-- RECORDS FOR THE EXERCISE --
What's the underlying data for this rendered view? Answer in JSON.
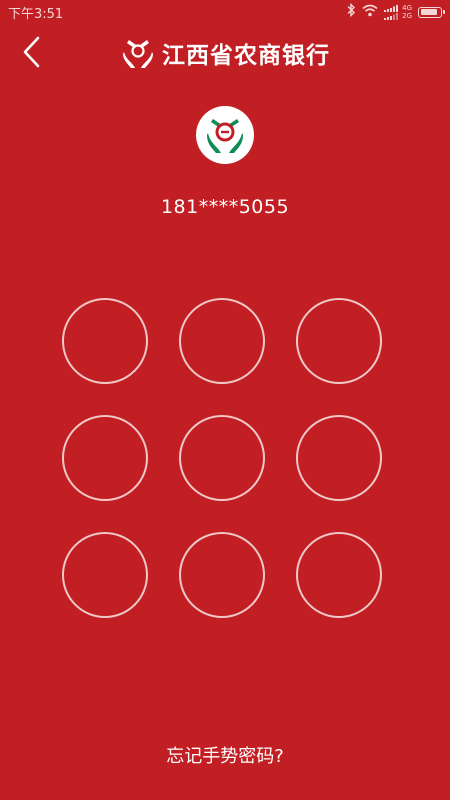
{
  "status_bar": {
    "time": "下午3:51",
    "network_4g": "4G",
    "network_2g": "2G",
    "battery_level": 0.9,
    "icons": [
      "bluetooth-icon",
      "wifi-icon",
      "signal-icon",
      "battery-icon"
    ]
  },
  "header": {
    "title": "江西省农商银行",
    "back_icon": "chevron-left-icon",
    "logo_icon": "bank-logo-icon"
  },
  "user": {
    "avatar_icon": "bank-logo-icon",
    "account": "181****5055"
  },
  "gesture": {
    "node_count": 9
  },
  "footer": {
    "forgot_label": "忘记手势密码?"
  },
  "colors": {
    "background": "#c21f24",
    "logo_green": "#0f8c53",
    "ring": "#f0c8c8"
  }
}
...
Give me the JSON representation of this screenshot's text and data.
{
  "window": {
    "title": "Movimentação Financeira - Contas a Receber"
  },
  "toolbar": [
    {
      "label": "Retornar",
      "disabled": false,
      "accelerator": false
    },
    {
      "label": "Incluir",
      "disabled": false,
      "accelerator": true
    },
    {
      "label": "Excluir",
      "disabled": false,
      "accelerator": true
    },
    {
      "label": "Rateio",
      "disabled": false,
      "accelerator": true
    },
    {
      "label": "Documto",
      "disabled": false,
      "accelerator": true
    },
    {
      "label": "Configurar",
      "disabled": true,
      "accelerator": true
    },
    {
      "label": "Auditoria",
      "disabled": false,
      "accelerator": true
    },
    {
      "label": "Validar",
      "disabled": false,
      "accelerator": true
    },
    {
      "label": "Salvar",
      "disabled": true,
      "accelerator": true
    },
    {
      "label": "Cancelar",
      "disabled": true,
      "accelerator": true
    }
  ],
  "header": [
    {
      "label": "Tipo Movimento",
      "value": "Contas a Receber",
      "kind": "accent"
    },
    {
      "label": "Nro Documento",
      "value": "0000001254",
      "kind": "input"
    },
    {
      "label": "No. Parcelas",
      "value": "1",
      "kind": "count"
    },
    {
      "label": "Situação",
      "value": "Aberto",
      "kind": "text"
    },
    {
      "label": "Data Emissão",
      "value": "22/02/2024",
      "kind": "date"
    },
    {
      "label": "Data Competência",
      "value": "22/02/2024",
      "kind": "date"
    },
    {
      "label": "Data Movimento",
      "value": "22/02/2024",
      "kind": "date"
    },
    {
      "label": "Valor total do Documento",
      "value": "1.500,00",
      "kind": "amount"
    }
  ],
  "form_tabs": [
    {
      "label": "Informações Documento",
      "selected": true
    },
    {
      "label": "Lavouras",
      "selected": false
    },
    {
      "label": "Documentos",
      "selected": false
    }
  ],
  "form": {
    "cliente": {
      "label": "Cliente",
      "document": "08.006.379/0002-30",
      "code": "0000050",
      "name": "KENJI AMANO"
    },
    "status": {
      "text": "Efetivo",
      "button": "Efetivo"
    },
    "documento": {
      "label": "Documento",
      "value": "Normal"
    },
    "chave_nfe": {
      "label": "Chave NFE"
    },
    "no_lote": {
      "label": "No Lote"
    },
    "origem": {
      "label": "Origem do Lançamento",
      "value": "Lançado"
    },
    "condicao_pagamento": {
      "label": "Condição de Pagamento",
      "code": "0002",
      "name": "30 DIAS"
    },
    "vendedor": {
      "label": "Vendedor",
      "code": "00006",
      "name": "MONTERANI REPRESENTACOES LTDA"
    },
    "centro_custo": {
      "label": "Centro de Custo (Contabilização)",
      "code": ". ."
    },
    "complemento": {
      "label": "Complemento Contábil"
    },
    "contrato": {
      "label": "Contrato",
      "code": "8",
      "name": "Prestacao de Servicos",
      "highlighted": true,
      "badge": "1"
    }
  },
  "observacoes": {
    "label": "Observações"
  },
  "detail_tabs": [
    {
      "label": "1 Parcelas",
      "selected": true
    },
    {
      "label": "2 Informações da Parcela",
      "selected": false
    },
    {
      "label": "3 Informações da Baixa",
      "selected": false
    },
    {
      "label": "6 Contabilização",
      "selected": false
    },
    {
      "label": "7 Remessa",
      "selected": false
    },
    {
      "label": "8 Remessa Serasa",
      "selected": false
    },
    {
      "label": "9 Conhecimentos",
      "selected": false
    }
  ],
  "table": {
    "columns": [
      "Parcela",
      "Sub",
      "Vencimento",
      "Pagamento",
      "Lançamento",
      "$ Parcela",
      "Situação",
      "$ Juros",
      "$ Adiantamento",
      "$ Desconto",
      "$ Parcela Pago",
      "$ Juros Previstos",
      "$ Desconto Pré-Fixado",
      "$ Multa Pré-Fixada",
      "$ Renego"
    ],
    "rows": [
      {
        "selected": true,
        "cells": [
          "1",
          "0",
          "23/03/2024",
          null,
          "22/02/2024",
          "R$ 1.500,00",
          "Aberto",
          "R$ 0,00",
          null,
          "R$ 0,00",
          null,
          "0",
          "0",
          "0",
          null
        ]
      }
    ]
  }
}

-- JOB --
Show the lines of the records that contain the word "Movimento".

-- TASK SOLUTION --
      "label": "Tipo Movimento",
      "label": "Data Movimento",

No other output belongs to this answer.